False! In fact, several well-known companies saw markedly-low support or failed the vote entirely.

  • Support drops: Vote support is lower across the market. The average SoP vote result among all Russell 3000 companies was 89.4 percent, compared to 91.7 percent in 2018. Approximately one-third of S&P 500 companies received less than 70 percent, and 4.3 percent (18 companies) lost their SoP vote. Vote results at large companies were more negative. For the S&P 500, average support was 87.6 percent compared to 91.4 percent five years ago.
  • Greater shareholder scrutiny: Shareholders increasingly scrutinize insufficient disclosure on how goals are set or how payout decisions are made. They have also expressed concern that performance targets, both annual and long term, are not sufficiently rigorous. It’s usually too late to mitigate shareholder concerns about these issues once proxy season has begun.

2. True or False: Boards received strong support in director elections?

True! Although, trends show investor patience is growing increasingly thin.

  • Director opposition grows: Directors saw overall support levels decline even though the total number of directors receiving less than majority support stayed essentially flat. In 2022, 30.2 percent of S&P 500 directors received less than 90 percent support and 9.3 percent received less than 70 percent. In 2018, those values were 17.9 percent and 6.5 percent, respectively.

* _COLLECTED MATERIAL_:
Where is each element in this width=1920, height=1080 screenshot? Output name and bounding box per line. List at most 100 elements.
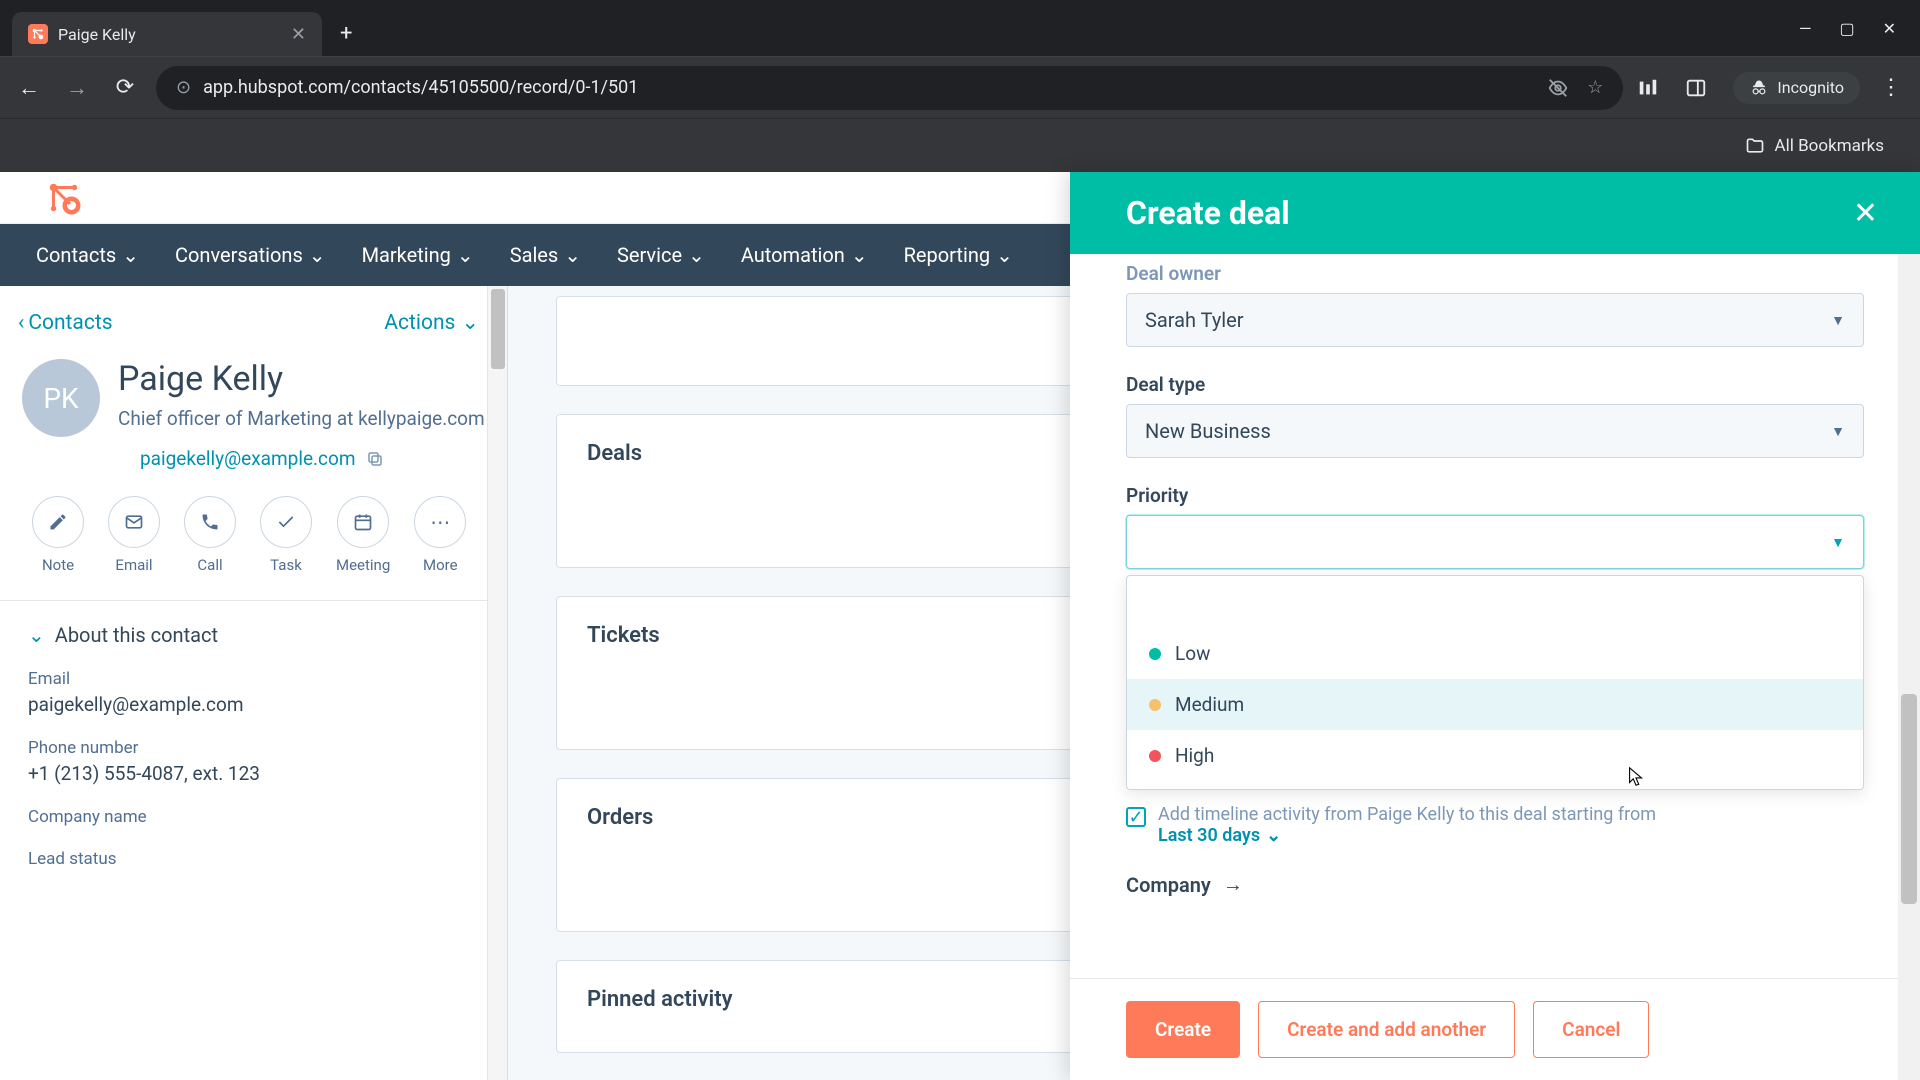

* _CHALLENGE_: Write out the proxy vote passage in full, word for word. Rely on the proxy vote passage alone, not on the data.

* _THE REPLY_:
False! In fact, several well-known companies saw markedly-low support or failed the vote entirely.

  • Support drops: Vote support is lower across the market. The average SoP vote result among all Russell 3000 companies was 89.4 percent, compared to 91.7 percent in 2018. Approximately one-third of S&P 500 companies received less than 70 percent, and 4.3 percent (18 companies) lost their SoP vote. Vote results at large companies were more negative. For the S&P 500, average support was 87.6 percent compared to 91.4 percent five years ago.
  • Greater shareholder scrutiny: Shareholders increasingly scrutinize insufficient disclosure on how goals are set or how payout decisions are made. They have also expressed concern that performance targets, both annual and long term, are not sufficiently rigorous. It’s usually too late to mitigate shareholder concerns about these issues once proxy season has begun.

2. True or False: Boards received strong support in director elections?

True! Although, trends show investor patience is growing increasingly thin.

  • Director opposition grows: Directors saw overall support levels decline even though the total number of directors receiving less than majority support stayed essentially flat. In 2022, 30.2 percent of S&P 500 directors received less than 90 percent support and 9.3 percent received less than 70 percent. In 2018, those values were 17.9 percent and 6.5 percent, respectively.